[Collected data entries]
[START]

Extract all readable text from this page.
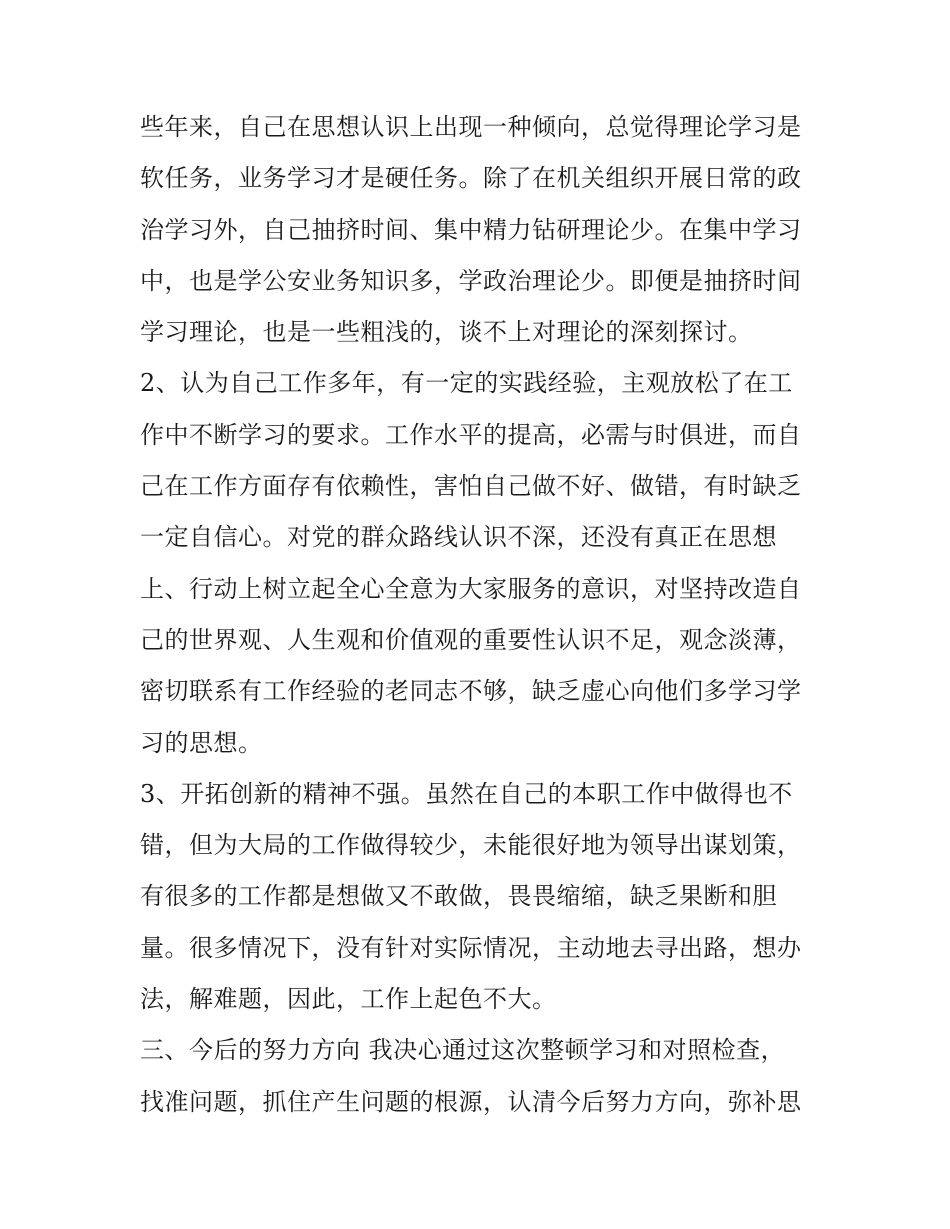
些年来，自己在思想认识上出现一种倾向，总觉得理论学习是
软任务，业务学习才是硬任务。除了在机关组织开展日常的政
治学习外，自己抽挤时间、集中精力钻研理论少。在集中学习
中，也是学公安业务知识多，学政治理论少。即便是抽挤时间
学习理论，也是一些粗浅的，谈不上对理论的深刻探讨。
2、认为自己工作多年，有一定的实践经验，主观放松了在工
作中不断学习的要求。工作水平的提高，必需与时俱进，而自
己在工作方面存有依赖性，害怕自己做不好、做错，有时缺乏
一定自信心。对党的群众路线认识不深，还没有真正在思想
上、行动上树立起全心全意为大家服务的意识，对坚持改造自
己的世界观、人生观和价值观的重要性认识不足，观念淡薄，
密切联系有工作经验的老同志不够，缺乏虚心向他们多学习学
习的思想。
3、开拓创新的精神不强。虽然在自己的本职工作中做得也不
错，但为大局的工作做得较少，未能很好地为领导出谋划策，
有很多的工作都是想做又不敢做，畏畏缩缩，缺乏果断和胆
量。很多情况下，没有针对实际情况，主动地去寻出路，想办
法，解难题，因此，工作上起色不大。
三、今后的努力方向 我决心通过这次整顿学习和对照检查，
找准问题，抓住产生问题的根源，认清今后努力方向，弥补思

[END]

:: What to do ::
Print all entries exactly. The images do not belong in the copy.

:: Result ::
Extract all readable text from this page.
些年来，自己在思想认识上出现一种倾向，总觉得理论学习是
软任务，业务学习才是硬任务。除了在机关组织开展日常的政
治学习外，自己抽挤时间、集中精力钻研理论少。在集中学习
中，也是学公安业务知识多，学政治理论少。即便是抽挤时间
学习理论，也是一些粗浅的，谈不上对理论的深刻探讨。
2、认为自己工作多年，有一定的实践经验，主观放松了在工
作中不断学习的要求。工作水平的提高，必需与时俱进，而自
己在工作方面存有依赖性，害怕自己做不好、做错，有时缺乏
一定自信心。对党的群众路线认识不深，还没有真正在思想
上、行动上树立起全心全意为大家服务的意识，对坚持改造自
己的世界观、人生观和价值观的重要性认识不足，观念淡薄，
密切联系有工作经验的老同志不够，缺乏虚心向他们多学习学
习的思想。
3、开拓创新的精神不强。虽然在自己的本职工作中做得也不
错，但为大局的工作做得较少，未能很好地为领导出谋划策，
有很多的工作都是想做又不敢做，畏畏缩缩，缺乏果断和胆
量。很多情况下，没有针对实际情况，主动地去寻出路，想办
法，解难题，因此，工作上起色不大。
三、今后的努力方向 我决心通过这次整顿学习和对照检查，
找准问题，抓住产生问题的根源，认清今后努力方向，弥补思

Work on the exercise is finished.